**INFORMATION PROVIDED**
## Begin
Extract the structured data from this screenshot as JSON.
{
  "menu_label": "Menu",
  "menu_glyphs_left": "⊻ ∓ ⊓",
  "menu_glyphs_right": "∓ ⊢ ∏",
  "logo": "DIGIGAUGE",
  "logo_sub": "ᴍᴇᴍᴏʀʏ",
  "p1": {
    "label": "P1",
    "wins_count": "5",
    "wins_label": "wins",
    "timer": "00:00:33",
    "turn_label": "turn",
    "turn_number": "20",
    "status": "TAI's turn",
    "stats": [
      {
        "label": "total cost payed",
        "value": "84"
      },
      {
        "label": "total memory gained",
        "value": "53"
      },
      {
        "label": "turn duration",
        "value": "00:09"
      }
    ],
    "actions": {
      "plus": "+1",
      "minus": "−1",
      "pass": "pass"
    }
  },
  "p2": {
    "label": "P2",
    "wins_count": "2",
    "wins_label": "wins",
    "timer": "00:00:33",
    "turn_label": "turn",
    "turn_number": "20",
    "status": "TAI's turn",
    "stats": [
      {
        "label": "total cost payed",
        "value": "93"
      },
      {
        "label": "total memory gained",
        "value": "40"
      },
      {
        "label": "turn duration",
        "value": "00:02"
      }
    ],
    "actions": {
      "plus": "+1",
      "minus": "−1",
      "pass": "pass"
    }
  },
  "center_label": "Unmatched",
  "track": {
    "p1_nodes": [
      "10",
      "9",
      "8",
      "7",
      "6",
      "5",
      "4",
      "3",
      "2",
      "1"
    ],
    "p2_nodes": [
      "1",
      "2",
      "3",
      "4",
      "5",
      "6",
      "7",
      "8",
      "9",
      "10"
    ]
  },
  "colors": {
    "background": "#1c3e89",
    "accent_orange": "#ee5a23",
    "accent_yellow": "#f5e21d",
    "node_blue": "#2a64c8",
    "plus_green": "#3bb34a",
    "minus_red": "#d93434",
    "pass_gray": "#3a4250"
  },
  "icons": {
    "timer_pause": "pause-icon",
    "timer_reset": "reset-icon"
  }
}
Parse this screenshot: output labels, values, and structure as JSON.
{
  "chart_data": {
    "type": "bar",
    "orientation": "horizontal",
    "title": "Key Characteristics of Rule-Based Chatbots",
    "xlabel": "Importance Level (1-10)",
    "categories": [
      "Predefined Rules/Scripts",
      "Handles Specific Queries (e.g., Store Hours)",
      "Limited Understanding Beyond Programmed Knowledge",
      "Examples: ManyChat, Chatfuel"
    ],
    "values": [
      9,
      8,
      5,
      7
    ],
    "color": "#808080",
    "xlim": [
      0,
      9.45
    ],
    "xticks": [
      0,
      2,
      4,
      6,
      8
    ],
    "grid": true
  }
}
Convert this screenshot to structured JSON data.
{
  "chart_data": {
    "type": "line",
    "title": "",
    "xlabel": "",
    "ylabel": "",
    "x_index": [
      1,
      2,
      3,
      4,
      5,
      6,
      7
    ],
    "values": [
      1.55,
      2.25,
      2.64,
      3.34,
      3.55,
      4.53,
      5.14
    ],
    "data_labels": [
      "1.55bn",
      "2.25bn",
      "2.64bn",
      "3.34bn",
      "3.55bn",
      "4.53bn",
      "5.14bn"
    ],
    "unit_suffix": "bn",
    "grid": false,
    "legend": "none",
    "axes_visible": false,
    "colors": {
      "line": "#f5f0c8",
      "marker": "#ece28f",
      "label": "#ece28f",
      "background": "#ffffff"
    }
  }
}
## End
**DIRECTIONS FOR THIS TASK**
Retype each record exactly, leaving nothing out.

**FINAL RESULT**
Extract the structured data from this screenshot as JSON.
{
  "menu_label": "Menu",
  "menu_glyphs_left": "⊻ ∓ ⊓",
  "menu_glyphs_right": "∓ ⊢ ∏",
  "logo": "DIGIGAUGE",
  "logo_sub": "ᴍᴇᴍᴏʀʏ",
  "p1": {
    "label": "P1",
    "wins_count": "5",
    "wins_label": "wins",
    "timer": "00:00:33",
    "turn_label": "turn",
    "turn_number": "20",
    "status": "TAI's turn",
    "stats": [
      {
        "label": "total cost payed",
        "value": "84"
      },
      {
        "label": "total memory gained",
        "value": "53"
      },
      {
        "label": "turn duration",
        "value": "00:09"
      }
    ],
    "actions": {
      "plus": "+1",
      "minus": "−1",
      "pass": "pass"
    }
  },
  "p2": {
    "label": "P2",
    "wins_count": "2",
    "wins_label": "wins",
    "timer": "00:00:33",
    "turn_label": "turn",
    "turn_number": "20",
    "status": "TAI's turn",
    "stats": [
      {
        "label": "total cost payed",
        "value": "93"
      },
      {
        "label": "total memory gained",
        "value": "40"
      },
      {
        "label": "turn duration",
        "value": "00:02"
      }
    ],
    "actions": {
      "plus": "+1",
      "minus": "−1",
      "pass": "pass"
    }
  },
  "center_label": "Unmatched",
  "track": {
    "p1_nodes": [
      "10",
      "9",
      "8",
      "7",
      "6",
      "5",
      "4",
      "3",
      "2",
      "1"
    ],
    "p2_nodes": [
      "1",
      "2",
      "3",
      "4",
      "5",
      "6",
      "7",
      "8",
      "9",
      "10"
    ]
  },
  "colors": {
    "background": "#1c3e89",
    "accent_orange": "#ee5a23",
    "accent_yellow": "#f5e21d",
    "node_blue": "#2a64c8",
    "plus_green": "#3bb34a",
    "minus_red": "#d93434",
    "pass_gray": "#3a4250"
  },
  "icons": {
    "timer_pause": "pause-icon",
    "timer_reset": "reset-icon"
  }
}
Parse this screenshot: output labels, values, and structure as JSON.
{
  "chart_data": {
    "type": "bar",
    "orientation": "horizontal",
    "title": "Key Characteristics of Rule-Based Chatbots",
    "xlabel": "Importance Level (1-10)",
    "categories": [
      "Predefined Rules/Scripts",
      "Handles Specific Queries (e.g., Store Hours)",
      "Limited Understanding Beyond Programmed Knowledge",
      "Examples: ManyChat, Chatfuel"
    ],
    "values": [
      9,
      8,
      5,
      7
    ],
    "color": "#808080",
    "xlim": [
      0,
      9.45
    ],
    "xticks": [
      0,
      2,
      4,
      6,
      8
    ],
    "grid": true
  }
}
Convert this screenshot to structured JSON data.
{
  "chart_data": {
    "type": "line",
    "title": "",
    "xlabel": "",
    "ylabel": "",
    "x_index": [
      1,
      2,
      3,
      4,
      5,
      6,
      7
    ],
    "values": [
      1.55,
      2.25,
      2.64,
      3.34,
      3.55,
      4.53,
      5.14
    ],
    "data_labels": [
      "1.55bn",
      "2.25bn",
      "2.64bn",
      "3.34bn",
      "3.55bn",
      "4.53bn",
      "5.14bn"
    ],
    "unit_suffix": "bn",
    "grid": false,
    "legend": "none",
    "axes_visible": false,
    "colors": {
      "line": "#f5f0c8",
      "marker": "#ece28f",
      "label": "#ece28f",
      "background": "#ffffff"
    }
  }
}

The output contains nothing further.